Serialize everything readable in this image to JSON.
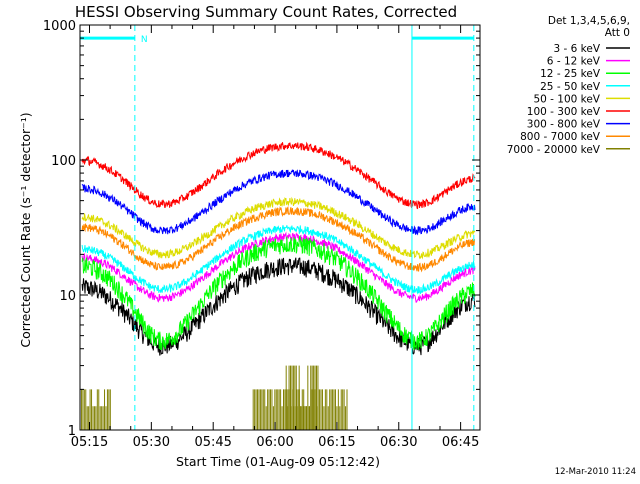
{
  "chart_data": {
    "type": "line",
    "title": "HESSI Observing Summary Count Rates, Corrected",
    "xlabel": "Start Time (01-Aug-09 05:12:42)",
    "ylabel": "Corrected Count Rate (s⁻¹ detector⁻¹)",
    "yscale": "log",
    "ylim": [
      1,
      1000
    ],
    "xlim_minutes": [
      0,
      97
    ],
    "x_ticks": [
      "05:15",
      "05:30",
      "05:45",
      "06:00",
      "06:15",
      "06:30",
      "06:45"
    ],
    "y_ticks": [
      "1",
      "10",
      "100",
      "1000"
    ],
    "legend_header": [
      "Det 1,3,4,5,6,9,",
      "Att 0"
    ],
    "series": [
      {
        "name": "3 - 6 keV",
        "color": "#000000",
        "center": [
          11.5,
          4.2,
          16.5,
          4.2,
          9.5
        ]
      },
      {
        "name": "6 - 12 keV",
        "color": "#ff00ff",
        "center": [
          19.0,
          9.5,
          27.0,
          9.5,
          15.5
        ]
      },
      {
        "name": "12 - 25 keV",
        "color": "#00ff00",
        "center": [
          16.5,
          4.6,
          24.0,
          4.6,
          11.0
        ]
      },
      {
        "name": "25 - 50 keV",
        "color": "#00ffff",
        "center": [
          22.0,
          11.0,
          31.0,
          11.0,
          17.0
        ]
      },
      {
        "name": "50 - 100 keV",
        "color": "#dddd00",
        "center": [
          38.0,
          20.0,
          49.0,
          20.0,
          29.0
        ]
      },
      {
        "name": "100 - 300 keV",
        "color": "#ff0000",
        "center": [
          100.0,
          47.0,
          128.0,
          47.0,
          74.0
        ]
      },
      {
        "name": "300 - 800 keV",
        "color": "#0000ff",
        "center": [
          62.0,
          30.0,
          80.0,
          30.0,
          46.0
        ]
      },
      {
        "name": "800 - 7000 keV",
        "color": "#ff8800",
        "center": [
          32.0,
          16.0,
          42.0,
          16.0,
          25.0
        ]
      },
      {
        "name": "7000 - 20000 keV",
        "color": "#808000",
        "center": [
          1.6,
          1.0,
          2.2,
          1.0,
          1.0
        ]
      }
    ],
    "annotations": {
      "saa_marker": "N",
      "cyan_segments_minutes": [
        [
          0,
          13.3
        ],
        [
          80.5,
          95.5
        ]
      ],
      "dashed_lines_minutes": [
        13.3,
        95.5
      ],
      "solid_lines_minutes": [
        0,
        80.5
      ],
      "segment_level": 800
    },
    "footer": "12-Mar-2010 11:24"
  }
}
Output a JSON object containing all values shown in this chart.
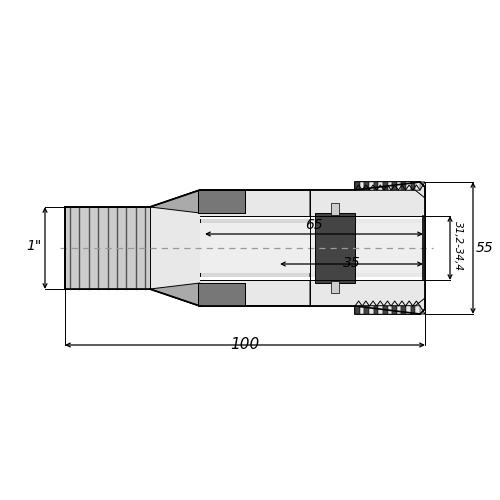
{
  "bg_color": "#ffffff",
  "lc": "#000000",
  "fill_light": "#cccccc",
  "fill_lighter": "#e8e8e8",
  "fill_mid": "#aaaaaa",
  "fill_dark": "#777777",
  "fill_vdark": "#444444",
  "fill_white": "#f5f5f5",
  "fill_pipe": "#d8d8d8",
  "dim_100": "100",
  "dim_35": "35",
  "dim_65": "65",
  "dim_1inch": "1\"",
  "dim_3124": "31,2-34,4",
  "dim_55": "55",
  "figsize": [
    5.0,
    5.0
  ],
  "dpi": 100
}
---
*Exercise details*.
Give the material again exactly as it is, but keep the pictures out.

*Task response*.
Serialize everything readable in this image to JSON.
{
  "chart_data": {
    "type": "line",
    "title": "HESSI Observing Summary Count Rates, Corrected",
    "xlabel": "Start Time (01-Aug-09 05:12:42)",
    "ylabel": "Corrected Count Rate (s⁻¹ detector⁻¹)",
    "yscale": "log",
    "ylim": [
      1,
      1000
    ],
    "xlim_minutes": [
      0,
      97
    ],
    "x_ticks": [
      "05:15",
      "05:30",
      "05:45",
      "06:00",
      "06:15",
      "06:30",
      "06:45"
    ],
    "y_ticks": [
      "1",
      "10",
      "100",
      "1000"
    ],
    "legend_header": [
      "Det 1,3,4,5,6,9,",
      "Att 0"
    ],
    "series": [
      {
        "name": "3 - 6 keV",
        "color": "#000000",
        "center": [
          11.5,
          4.2,
          16.5,
          4.2,
          9.5
        ]
      },
      {
        "name": "6 - 12 keV",
        "color": "#ff00ff",
        "center": [
          19.0,
          9.5,
          27.0,
          9.5,
          15.5
        ]
      },
      {
        "name": "12 - 25 keV",
        "color": "#00ff00",
        "center": [
          16.5,
          4.6,
          24.0,
          4.6,
          11.0
        ]
      },
      {
        "name": "25 - 50 keV",
        "color": "#00ffff",
        "center": [
          22.0,
          11.0,
          31.0,
          11.0,
          17.0
        ]
      },
      {
        "name": "50 - 100 keV",
        "color": "#dddd00",
        "center": [
          38.0,
          20.0,
          49.0,
          20.0,
          29.0
        ]
      },
      {
        "name": "100 - 300 keV",
        "color": "#ff0000",
        "center": [
          100.0,
          47.0,
          128.0,
          47.0,
          74.0
        ]
      },
      {
        "name": "300 - 800 keV",
        "color": "#0000ff",
        "center": [
          62.0,
          30.0,
          80.0,
          30.0,
          46.0
        ]
      },
      {
        "name": "800 - 7000 keV",
        "color": "#ff8800",
        "center": [
          32.0,
          16.0,
          42.0,
          16.0,
          25.0
        ]
      },
      {
        "name": "7000 - 20000 keV",
        "color": "#808000",
        "center": [
          1.6,
          1.0,
          2.2,
          1.0,
          1.0
        ]
      }
    ],
    "annotations": {
      "saa_marker": "N",
      "cyan_segments_minutes": [
        [
          0,
          13.3
        ],
        [
          80.5,
          95.5
        ]
      ],
      "dashed_lines_minutes": [
        13.3,
        95.5
      ],
      "solid_lines_minutes": [
        0,
        80.5
      ],
      "segment_level": 800
    },
    "footer": "12-Mar-2010 11:24"
  }
}
Output a JSON object containing all values shown in this chart.
{
  "bg_color": "#ffffff",
  "lc": "#000000",
  "fill_light": "#cccccc",
  "fill_lighter": "#e8e8e8",
  "fill_mid": "#aaaaaa",
  "fill_dark": "#777777",
  "fill_vdark": "#444444",
  "fill_white": "#f5f5f5",
  "fill_pipe": "#d8d8d8",
  "dim_100": "100",
  "dim_35": "35",
  "dim_65": "65",
  "dim_1inch": "1\"",
  "dim_3124": "31,2-34,4",
  "dim_55": "55",
  "figsize": [
    5.0,
    5.0
  ],
  "dpi": 100
}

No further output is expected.